All entries are to be given again verbatim.

----- Material shown -----

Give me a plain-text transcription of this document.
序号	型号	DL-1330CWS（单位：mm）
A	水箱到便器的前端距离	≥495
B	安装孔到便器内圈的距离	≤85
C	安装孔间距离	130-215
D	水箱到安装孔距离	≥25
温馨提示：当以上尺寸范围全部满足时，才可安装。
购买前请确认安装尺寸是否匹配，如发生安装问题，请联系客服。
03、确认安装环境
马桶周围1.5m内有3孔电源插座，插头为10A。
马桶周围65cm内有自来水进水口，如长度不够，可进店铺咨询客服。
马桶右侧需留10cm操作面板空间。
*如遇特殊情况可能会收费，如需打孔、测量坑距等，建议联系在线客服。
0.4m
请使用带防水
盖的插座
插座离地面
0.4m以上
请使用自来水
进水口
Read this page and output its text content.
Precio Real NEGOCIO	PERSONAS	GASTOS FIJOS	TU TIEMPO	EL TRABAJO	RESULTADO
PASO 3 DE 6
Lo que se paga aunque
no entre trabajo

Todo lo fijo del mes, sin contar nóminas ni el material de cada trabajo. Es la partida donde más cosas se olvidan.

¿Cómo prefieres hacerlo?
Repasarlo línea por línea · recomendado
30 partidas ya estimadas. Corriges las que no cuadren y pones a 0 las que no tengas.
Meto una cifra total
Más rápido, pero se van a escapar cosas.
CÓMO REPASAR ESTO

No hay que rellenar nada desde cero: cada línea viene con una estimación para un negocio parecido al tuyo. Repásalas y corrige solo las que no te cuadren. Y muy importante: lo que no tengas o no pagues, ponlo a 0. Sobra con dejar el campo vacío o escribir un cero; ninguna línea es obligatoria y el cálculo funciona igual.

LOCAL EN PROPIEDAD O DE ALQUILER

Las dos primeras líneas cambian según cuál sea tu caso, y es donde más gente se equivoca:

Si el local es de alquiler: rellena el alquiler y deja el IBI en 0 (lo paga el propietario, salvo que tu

-----

→ **Response to the task**:
Give me a plain-text transcription of this document.
序号	型号	DL-1330CWS（单位：mm）
A	水箱到便器的前端距离	≥495
B	安装孔到便器内圈的距离	≤85
C	安装孔间距离	130-215
D	水箱到安装孔距离	≥25
温馨提示：当以上尺寸范围全部满足时，才可安装。
购买前请确认安装尺寸是否匹配，如发生安装问题，请联系客服。
03、确认安装环境
马桶周围1.5m内有3孔电源插座，插头为10A。
马桶周围65cm内有自来水进水口，如长度不够，可进店铺咨询客服。
马桶右侧需留10cm操作面板空间。
*如遇特殊情况可能会收费，如需打孔、测量坑距等，建议联系在线客服。
0.4m
请使用带防水
盖的插座
插座离地面
0.4m以上
请使用自来水
进水口
Read this page and output its text content.
Precio Real NEGOCIO	PERSONAS	GASTOS FIJOS	TU TIEMPO	EL TRABAJO	RESULTADO
PASO 3 DE 6
Lo que se paga aunque
no entre trabajo

Todo lo fijo del mes, sin contar nóminas ni el material de cada trabajo. Es la partida donde más cosas se olvidan.

¿Cómo prefieres hacerlo?
Repasarlo línea por línea · recomendado
30 partidas ya estimadas. Corriges las que no cuadren y pones a 0 las que no tengas.
Meto una cifra total
Más rápido, pero se van a escapar cosas.
CÓMO REPASAR ESTO

No hay que rellenar nada desde cero: cada línea viene con una estimación para un negocio parecido al tuyo. Repásalas y corrige solo las que no te cuadren. Y muy importante: lo que no tengas o no pagues, ponlo a 0. Sobra con dejar el campo vacío o escribir un cero; ninguna línea es obligatoria y el cálculo funciona igual.

LOCAL EN PROPIEDAD O DE ALQUILER

Las dos primeras líneas cambian según cuál sea tu caso, y es donde más gente se equivoca:

Si el local es de alquiler: rellena el alquiler y deja el IBI en 0 (lo paga el propietario, salvo que tu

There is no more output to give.